#### Exercise description
Give back each entry unchanged, minus pictures.

[Collected data entries]

>>>

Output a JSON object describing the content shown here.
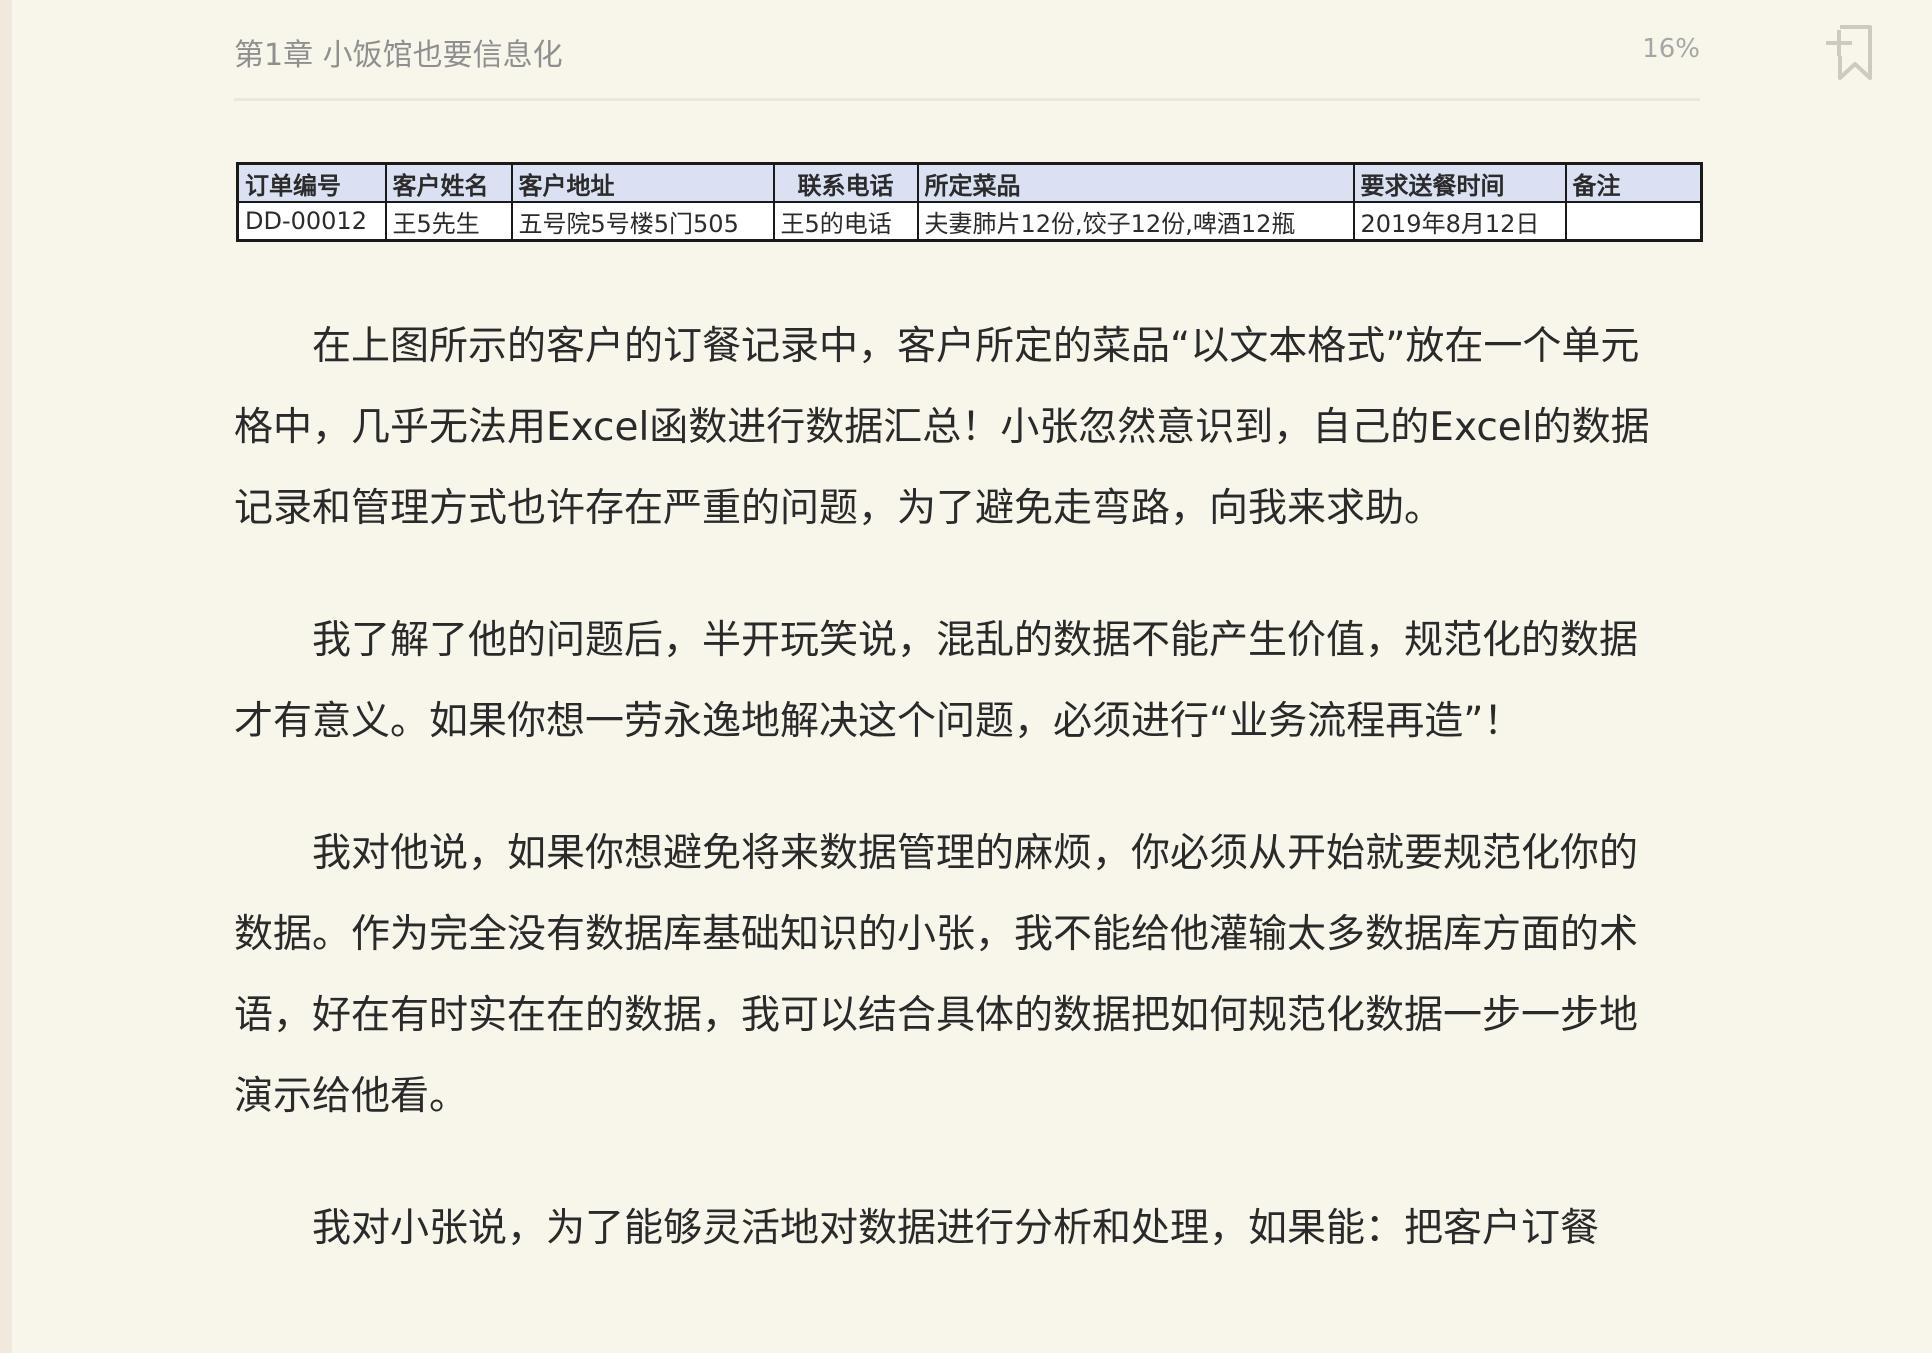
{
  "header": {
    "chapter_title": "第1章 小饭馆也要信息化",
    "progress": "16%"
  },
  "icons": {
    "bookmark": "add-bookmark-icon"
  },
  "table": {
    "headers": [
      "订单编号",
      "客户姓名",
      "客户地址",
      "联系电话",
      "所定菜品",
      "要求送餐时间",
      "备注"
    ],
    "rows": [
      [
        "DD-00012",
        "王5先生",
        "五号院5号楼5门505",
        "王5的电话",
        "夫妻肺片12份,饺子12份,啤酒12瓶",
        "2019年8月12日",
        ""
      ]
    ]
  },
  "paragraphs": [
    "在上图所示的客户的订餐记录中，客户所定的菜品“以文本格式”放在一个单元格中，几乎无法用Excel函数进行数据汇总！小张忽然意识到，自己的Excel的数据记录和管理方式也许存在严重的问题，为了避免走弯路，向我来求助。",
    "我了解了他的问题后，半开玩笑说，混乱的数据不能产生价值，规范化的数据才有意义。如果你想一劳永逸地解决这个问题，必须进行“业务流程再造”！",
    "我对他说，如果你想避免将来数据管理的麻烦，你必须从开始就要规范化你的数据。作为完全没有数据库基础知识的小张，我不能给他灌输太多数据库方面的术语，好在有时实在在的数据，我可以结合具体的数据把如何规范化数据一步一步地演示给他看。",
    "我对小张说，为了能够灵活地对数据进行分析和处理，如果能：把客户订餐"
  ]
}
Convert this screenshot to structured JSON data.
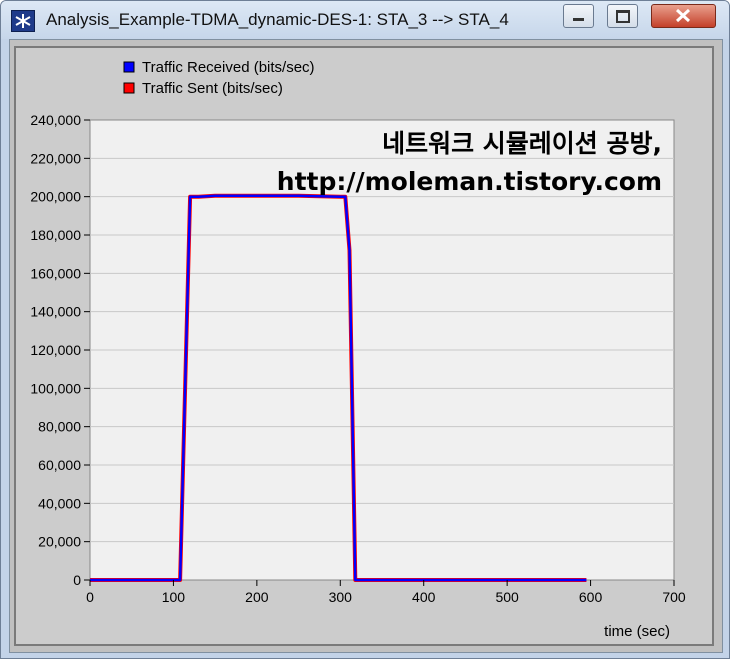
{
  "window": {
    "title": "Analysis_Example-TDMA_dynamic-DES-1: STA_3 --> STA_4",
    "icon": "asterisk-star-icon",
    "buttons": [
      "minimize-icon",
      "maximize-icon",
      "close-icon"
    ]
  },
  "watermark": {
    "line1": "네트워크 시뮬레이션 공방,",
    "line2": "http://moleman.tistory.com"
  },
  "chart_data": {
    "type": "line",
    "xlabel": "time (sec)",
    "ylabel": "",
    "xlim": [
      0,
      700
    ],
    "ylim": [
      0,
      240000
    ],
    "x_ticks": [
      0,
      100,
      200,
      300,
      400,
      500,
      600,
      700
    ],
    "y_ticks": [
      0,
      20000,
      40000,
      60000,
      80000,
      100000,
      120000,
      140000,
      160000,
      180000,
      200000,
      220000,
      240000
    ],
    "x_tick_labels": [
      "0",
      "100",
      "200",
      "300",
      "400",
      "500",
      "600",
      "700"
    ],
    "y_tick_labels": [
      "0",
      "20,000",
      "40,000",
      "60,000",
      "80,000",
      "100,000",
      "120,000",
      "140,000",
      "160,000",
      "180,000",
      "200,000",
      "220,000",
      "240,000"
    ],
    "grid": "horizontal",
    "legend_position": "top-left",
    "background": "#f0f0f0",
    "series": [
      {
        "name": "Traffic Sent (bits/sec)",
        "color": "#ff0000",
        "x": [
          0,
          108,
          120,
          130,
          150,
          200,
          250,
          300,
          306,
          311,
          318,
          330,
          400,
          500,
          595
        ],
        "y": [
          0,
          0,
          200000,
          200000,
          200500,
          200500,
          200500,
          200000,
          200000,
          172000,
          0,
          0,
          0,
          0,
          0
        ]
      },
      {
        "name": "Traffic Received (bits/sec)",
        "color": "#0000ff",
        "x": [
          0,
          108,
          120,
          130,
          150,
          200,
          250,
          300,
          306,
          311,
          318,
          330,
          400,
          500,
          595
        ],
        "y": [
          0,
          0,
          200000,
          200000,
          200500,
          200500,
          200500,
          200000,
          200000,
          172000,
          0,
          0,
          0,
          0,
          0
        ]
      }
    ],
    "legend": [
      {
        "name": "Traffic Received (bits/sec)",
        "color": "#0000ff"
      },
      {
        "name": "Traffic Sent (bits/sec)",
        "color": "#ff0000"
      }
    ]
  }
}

<<<

#### Output of the exercise
Output a JSON object describing the content shown here.
{
  "header": {
    "chapter_title": "第1章 小饭馆也要信息化",
    "progress": "16%"
  },
  "icons": {
    "bookmark": "add-bookmark-icon"
  },
  "table": {
    "headers": [
      "订单编号",
      "客户姓名",
      "客户地址",
      "联系电话",
      "所定菜品",
      "要求送餐时间",
      "备注"
    ],
    "rows": [
      [
        "DD-00012",
        "王5先生",
        "五号院5号楼5门505",
        "王5的电话",
        "夫妻肺片12份,饺子12份,啤酒12瓶",
        "2019年8月12日",
        ""
      ]
    ]
  },
  "paragraphs": [
    "在上图所示的客户的订餐记录中，客户所定的菜品“以文本格式”放在一个单元格中，几乎无法用Excel函数进行数据汇总！小张忽然意识到，自己的Excel的数据记录和管理方式也许存在严重的问题，为了避免走弯路，向我来求助。",
    "我了解了他的问题后，半开玩笑说，混乱的数据不能产生价值，规范化的数据才有意义。如果你想一劳永逸地解决这个问题，必须进行“业务流程再造”！",
    "我对他说，如果你想避免将来数据管理的麻烦，你必须从开始就要规范化你的数据。作为完全没有数据库基础知识的小张，我不能给他灌输太多数据库方面的术语，好在有时实在在的数据，我可以结合具体的数据把如何规范化数据一步一步地演示给他看。",
    "我对小张说，为了能够灵活地对数据进行分析和处理，如果能：把客户订餐"
  ]
}
Convert this screenshot to structured JSON data.
{
  "window": {
    "title": "Analysis_Example-TDMA_dynamic-DES-1: STA_3 --> STA_4",
    "icon": "asterisk-star-icon",
    "buttons": [
      "minimize-icon",
      "maximize-icon",
      "close-icon"
    ]
  },
  "watermark": {
    "line1": "네트워크 시뮬레이션 공방,",
    "line2": "http://moleman.tistory.com"
  },
  "chart_data": {
    "type": "line",
    "xlabel": "time (sec)",
    "ylabel": "",
    "xlim": [
      0,
      700
    ],
    "ylim": [
      0,
      240000
    ],
    "x_ticks": [
      0,
      100,
      200,
      300,
      400,
      500,
      600,
      700
    ],
    "y_ticks": [
      0,
      20000,
      40000,
      60000,
      80000,
      100000,
      120000,
      140000,
      160000,
      180000,
      200000,
      220000,
      240000
    ],
    "x_tick_labels": [
      "0",
      "100",
      "200",
      "300",
      "400",
      "500",
      "600",
      "700"
    ],
    "y_tick_labels": [
      "0",
      "20,000",
      "40,000",
      "60,000",
      "80,000",
      "100,000",
      "120,000",
      "140,000",
      "160,000",
      "180,000",
      "200,000",
      "220,000",
      "240,000"
    ],
    "grid": "horizontal",
    "legend_position": "top-left",
    "background": "#f0f0f0",
    "series": [
      {
        "name": "Traffic Sent (bits/sec)",
        "color": "#ff0000",
        "x": [
          0,
          108,
          120,
          130,
          150,
          200,
          250,
          300,
          306,
          311,
          318,
          330,
          400,
          500,
          595
        ],
        "y": [
          0,
          0,
          200000,
          200000,
          200500,
          200500,
          200500,
          200000,
          200000,
          172000,
          0,
          0,
          0,
          0,
          0
        ]
      },
      {
        "name": "Traffic Received (bits/sec)",
        "color": "#0000ff",
        "x": [
          0,
          108,
          120,
          130,
          150,
          200,
          250,
          300,
          306,
          311,
          318,
          330,
          400,
          500,
          595
        ],
        "y": [
          0,
          0,
          200000,
          200000,
          200500,
          200500,
          200500,
          200000,
          200000,
          172000,
          0,
          0,
          0,
          0,
          0
        ]
      }
    ],
    "legend": [
      {
        "name": "Traffic Received (bits/sec)",
        "color": "#0000ff"
      },
      {
        "name": "Traffic Sent (bits/sec)",
        "color": "#ff0000"
      }
    ]
  }
}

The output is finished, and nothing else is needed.